======== Data for this exercise ========

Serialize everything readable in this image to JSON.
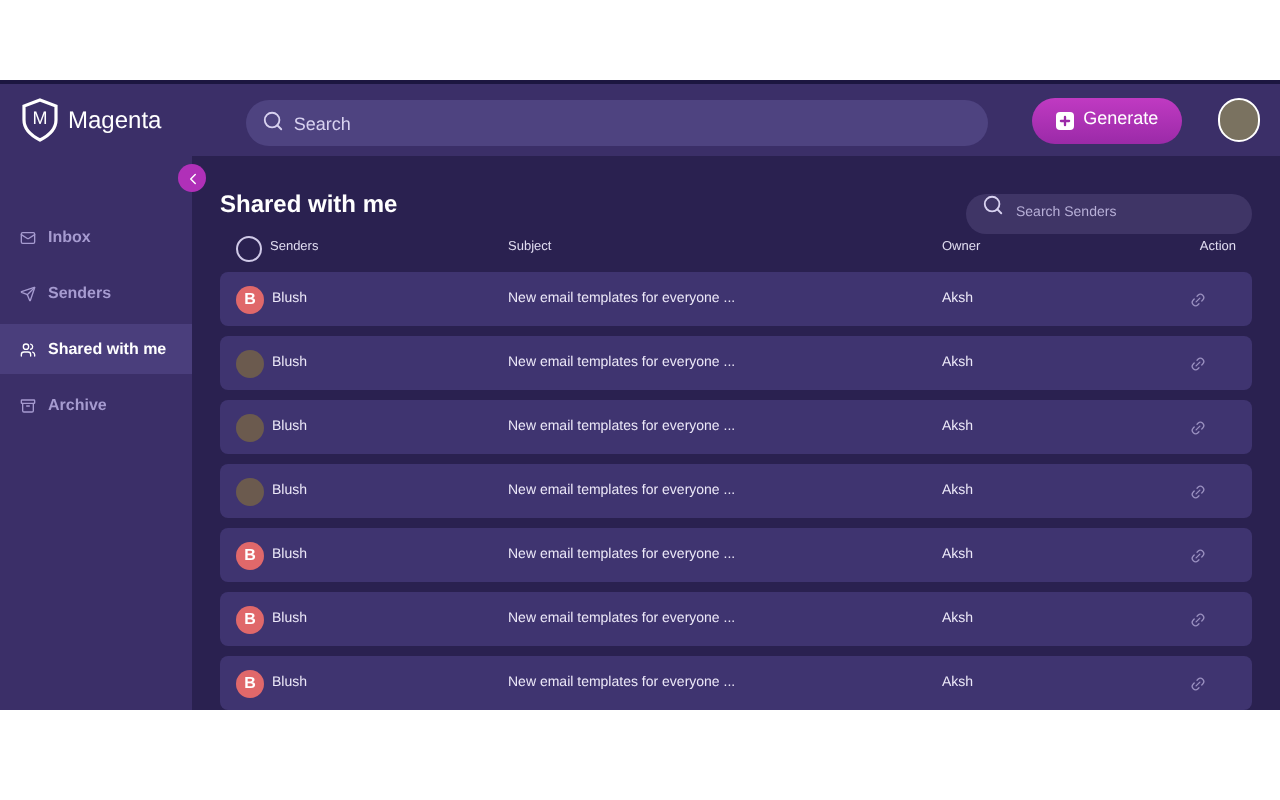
{
  "brand": {
    "name": "Magenta",
    "letter": "M"
  },
  "search": {
    "placeholder": "Search"
  },
  "generate_button": {
    "label": "Generate"
  },
  "sidebar": {
    "items": [
      {
        "label": "Inbox",
        "selected": false
      },
      {
        "label": "Senders",
        "selected": false
      },
      {
        "label": "Shared with me",
        "selected": true
      },
      {
        "label": "Archive",
        "selected": false
      }
    ]
  },
  "page_title": "Shared with me",
  "sender_search": {
    "placeholder": "Search Senders"
  },
  "table": {
    "select_all_checked": false,
    "columns": [
      "Senders",
      "Subject",
      "Owner",
      "Action"
    ],
    "rows": [
      {
        "avatar": {
          "kind": "letter",
          "text": "B"
        },
        "sender": "Blush",
        "subject": "New email templates for everyone ...",
        "owner": "Aksh"
      },
      {
        "avatar": {
          "kind": "photo"
        },
        "sender": "Blush",
        "subject": "New email templates for everyone ...",
        "owner": "Aksh"
      },
      {
        "avatar": {
          "kind": "photo"
        },
        "sender": "Blush",
        "subject": "New email templates for everyone ...",
        "owner": "Aksh"
      },
      {
        "avatar": {
          "kind": "photo"
        },
        "sender": "Blush",
        "subject": "New email templates for everyone ...",
        "owner": "Aksh"
      },
      {
        "avatar": {
          "kind": "letter",
          "text": "B"
        },
        "sender": "Blush",
        "subject": "New email templates for everyone ...",
        "owner": "Aksh"
      },
      {
        "avatar": {
          "kind": "letter",
          "text": "B"
        },
        "sender": "Blush",
        "subject": "New email templates for everyone ...",
        "owner": "Aksh"
      },
      {
        "avatar": {
          "kind": "letter",
          "text": "B"
        },
        "sender": "Blush",
        "subject": "New email templates for everyone ...",
        "owner": "Aksh"
      }
    ]
  }
}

========

Exercise aim – Reproduce each line holding the word "label".

Final answer –
    "label": "Generate"
        "label": "Inbox",
        "label": "Senders",
        "label": "Shared with me",
        "label": "Archive",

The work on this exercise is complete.